:: Given records

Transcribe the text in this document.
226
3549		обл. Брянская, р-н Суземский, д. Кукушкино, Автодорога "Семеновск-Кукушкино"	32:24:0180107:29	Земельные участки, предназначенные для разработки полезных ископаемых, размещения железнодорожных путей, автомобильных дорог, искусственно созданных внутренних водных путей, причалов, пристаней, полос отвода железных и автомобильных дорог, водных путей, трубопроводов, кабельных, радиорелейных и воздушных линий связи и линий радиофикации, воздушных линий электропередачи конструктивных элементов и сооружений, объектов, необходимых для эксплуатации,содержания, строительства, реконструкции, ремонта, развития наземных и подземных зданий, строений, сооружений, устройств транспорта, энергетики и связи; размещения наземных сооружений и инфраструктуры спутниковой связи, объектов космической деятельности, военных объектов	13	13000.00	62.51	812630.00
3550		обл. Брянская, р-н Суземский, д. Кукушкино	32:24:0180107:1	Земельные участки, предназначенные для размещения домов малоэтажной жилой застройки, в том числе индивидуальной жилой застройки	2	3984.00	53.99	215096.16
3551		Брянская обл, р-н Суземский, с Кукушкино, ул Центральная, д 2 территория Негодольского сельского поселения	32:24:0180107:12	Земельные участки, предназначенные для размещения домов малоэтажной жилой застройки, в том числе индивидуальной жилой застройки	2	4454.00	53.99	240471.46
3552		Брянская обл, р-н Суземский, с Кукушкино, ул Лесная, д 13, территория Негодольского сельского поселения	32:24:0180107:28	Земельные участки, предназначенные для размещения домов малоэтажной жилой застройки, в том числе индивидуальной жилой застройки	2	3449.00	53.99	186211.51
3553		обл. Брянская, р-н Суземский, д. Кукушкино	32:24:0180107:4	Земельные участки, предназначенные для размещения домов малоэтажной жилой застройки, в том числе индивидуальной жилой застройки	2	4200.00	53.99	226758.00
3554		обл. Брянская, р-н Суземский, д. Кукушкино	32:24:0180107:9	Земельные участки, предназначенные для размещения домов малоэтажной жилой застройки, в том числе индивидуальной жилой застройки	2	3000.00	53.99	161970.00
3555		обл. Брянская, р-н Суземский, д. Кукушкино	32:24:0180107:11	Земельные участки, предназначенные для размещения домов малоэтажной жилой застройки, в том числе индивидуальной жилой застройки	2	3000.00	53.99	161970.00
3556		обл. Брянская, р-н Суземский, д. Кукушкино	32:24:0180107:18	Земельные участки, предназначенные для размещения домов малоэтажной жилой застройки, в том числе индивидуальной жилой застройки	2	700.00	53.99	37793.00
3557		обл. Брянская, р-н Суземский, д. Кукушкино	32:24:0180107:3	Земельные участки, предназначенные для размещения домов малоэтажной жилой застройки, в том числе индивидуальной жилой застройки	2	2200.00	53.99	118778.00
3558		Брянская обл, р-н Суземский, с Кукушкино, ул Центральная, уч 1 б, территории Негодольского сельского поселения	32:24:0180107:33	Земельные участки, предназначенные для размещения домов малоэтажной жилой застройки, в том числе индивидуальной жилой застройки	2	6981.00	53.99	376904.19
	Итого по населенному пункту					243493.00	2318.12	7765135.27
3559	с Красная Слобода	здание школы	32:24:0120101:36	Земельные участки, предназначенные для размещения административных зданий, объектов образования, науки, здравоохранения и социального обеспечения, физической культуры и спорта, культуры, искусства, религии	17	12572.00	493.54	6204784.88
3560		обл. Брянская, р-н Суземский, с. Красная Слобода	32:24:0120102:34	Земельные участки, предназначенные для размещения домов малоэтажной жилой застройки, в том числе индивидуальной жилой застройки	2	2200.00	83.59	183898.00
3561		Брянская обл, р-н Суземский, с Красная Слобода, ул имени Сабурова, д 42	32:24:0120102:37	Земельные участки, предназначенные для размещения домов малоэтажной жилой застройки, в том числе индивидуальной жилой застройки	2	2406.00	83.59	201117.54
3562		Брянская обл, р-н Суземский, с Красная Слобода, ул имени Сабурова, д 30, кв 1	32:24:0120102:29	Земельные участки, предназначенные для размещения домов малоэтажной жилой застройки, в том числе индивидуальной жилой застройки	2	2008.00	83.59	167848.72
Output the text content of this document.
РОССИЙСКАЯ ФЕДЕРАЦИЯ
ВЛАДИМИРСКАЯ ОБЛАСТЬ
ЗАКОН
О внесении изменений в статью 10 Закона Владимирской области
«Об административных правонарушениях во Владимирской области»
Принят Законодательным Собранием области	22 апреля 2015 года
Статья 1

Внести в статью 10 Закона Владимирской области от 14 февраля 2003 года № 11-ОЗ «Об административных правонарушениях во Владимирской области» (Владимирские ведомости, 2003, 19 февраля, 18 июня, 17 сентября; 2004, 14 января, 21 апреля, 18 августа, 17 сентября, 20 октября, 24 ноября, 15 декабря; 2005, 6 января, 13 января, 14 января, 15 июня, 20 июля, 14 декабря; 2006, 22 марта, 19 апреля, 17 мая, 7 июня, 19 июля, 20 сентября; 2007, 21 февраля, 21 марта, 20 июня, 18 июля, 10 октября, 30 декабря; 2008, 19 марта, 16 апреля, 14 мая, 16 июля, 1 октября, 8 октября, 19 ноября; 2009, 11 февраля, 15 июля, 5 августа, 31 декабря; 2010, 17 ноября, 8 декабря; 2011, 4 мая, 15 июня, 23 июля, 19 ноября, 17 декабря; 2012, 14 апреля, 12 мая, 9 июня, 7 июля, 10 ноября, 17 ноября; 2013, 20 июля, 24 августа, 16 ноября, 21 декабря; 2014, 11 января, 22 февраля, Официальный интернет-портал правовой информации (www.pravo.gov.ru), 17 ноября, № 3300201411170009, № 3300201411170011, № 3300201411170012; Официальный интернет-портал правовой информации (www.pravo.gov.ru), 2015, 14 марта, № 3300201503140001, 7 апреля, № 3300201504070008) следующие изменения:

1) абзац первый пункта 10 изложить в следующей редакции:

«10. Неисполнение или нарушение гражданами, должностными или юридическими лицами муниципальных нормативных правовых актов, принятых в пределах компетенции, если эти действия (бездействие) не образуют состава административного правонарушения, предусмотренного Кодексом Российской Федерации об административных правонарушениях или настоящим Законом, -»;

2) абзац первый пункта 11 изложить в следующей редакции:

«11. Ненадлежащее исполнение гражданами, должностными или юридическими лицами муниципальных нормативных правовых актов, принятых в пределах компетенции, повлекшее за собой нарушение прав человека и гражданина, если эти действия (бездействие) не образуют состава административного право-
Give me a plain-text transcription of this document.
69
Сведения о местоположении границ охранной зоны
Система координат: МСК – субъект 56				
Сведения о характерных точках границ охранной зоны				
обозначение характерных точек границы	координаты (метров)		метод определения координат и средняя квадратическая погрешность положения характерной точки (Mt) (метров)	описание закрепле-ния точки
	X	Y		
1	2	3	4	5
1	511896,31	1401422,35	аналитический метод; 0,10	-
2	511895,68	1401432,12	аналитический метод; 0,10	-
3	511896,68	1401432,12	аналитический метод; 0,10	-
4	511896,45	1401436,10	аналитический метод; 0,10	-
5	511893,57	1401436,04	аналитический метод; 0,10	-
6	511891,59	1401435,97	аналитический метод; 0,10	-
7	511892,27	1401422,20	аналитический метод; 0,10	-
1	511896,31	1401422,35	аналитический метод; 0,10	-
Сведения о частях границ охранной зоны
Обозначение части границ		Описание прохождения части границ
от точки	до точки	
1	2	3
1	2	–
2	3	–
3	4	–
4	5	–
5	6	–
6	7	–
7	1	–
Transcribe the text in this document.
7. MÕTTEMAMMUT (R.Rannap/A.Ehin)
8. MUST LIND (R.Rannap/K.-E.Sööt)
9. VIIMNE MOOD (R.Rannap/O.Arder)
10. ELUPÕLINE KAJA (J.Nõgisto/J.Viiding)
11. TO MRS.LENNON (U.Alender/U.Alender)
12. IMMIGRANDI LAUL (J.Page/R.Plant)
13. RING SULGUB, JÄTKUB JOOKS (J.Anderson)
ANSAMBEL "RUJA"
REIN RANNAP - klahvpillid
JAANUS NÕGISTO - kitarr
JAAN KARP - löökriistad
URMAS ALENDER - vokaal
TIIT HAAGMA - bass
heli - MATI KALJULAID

::::

◆ What the task requires: Within the listing above, copy each line that has the string "пункта".

◆ Completed task:
1) абзац первый пункта 10 изложить в следующей редакции:
2) абзац первый пункта 11 изложить в следующей редакции:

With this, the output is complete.